Task objective - Count lines with the string "Funds" in them. State the number alone.

Items from a figure collection:
** Begin **
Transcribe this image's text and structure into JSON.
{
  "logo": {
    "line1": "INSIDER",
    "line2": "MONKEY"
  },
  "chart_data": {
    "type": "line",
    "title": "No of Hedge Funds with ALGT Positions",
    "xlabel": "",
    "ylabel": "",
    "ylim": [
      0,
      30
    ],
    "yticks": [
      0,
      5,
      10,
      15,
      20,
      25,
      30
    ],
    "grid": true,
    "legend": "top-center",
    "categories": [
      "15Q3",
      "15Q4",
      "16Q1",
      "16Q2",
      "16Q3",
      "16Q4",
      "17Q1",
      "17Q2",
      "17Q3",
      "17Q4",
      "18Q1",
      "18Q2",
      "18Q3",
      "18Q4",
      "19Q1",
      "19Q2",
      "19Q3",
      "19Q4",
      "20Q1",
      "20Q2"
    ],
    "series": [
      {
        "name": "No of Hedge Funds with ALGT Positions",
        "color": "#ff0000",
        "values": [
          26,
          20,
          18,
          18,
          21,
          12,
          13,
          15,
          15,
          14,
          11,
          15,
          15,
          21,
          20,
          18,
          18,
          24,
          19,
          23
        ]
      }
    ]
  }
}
** End **
Task result - 2